Below are some records. Say in a single number how many of their lines include the word "message".

----- INPUT MATERIAL -----

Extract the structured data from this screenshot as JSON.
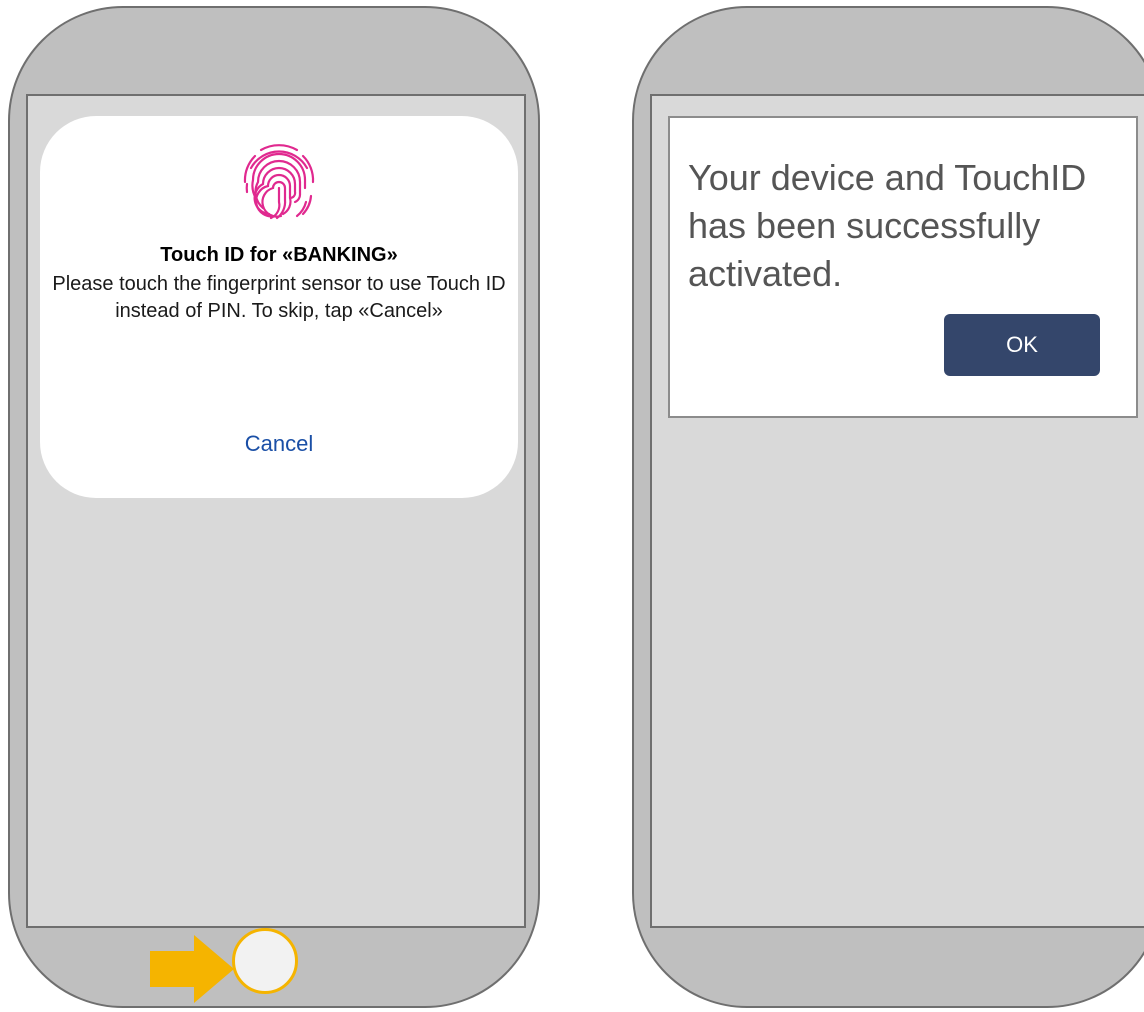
{
  "left_phone": {
    "alert": {
      "title": "Touch ID for «BANKING»",
      "message": "Please touch the fingerprint sensor to use Touch ID instead of PIN. To skip, tap «Cancel»",
      "cancel_label": "Cancel",
      "icon": "fingerprint-icon",
      "icon_color": "#e0298f"
    },
    "home_button": {
      "highlight_color": "#f5b400"
    },
    "arrow": {
      "icon": "arrow-right-icon",
      "color": "#f5b400"
    }
  },
  "right_phone": {
    "dialog": {
      "message": "Your device and TouchID has been successfully activated.",
      "ok_label": "OK",
      "ok_color": "#34466b"
    }
  }
}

-----

■ OUTPUT OF THE EXERCISE:
2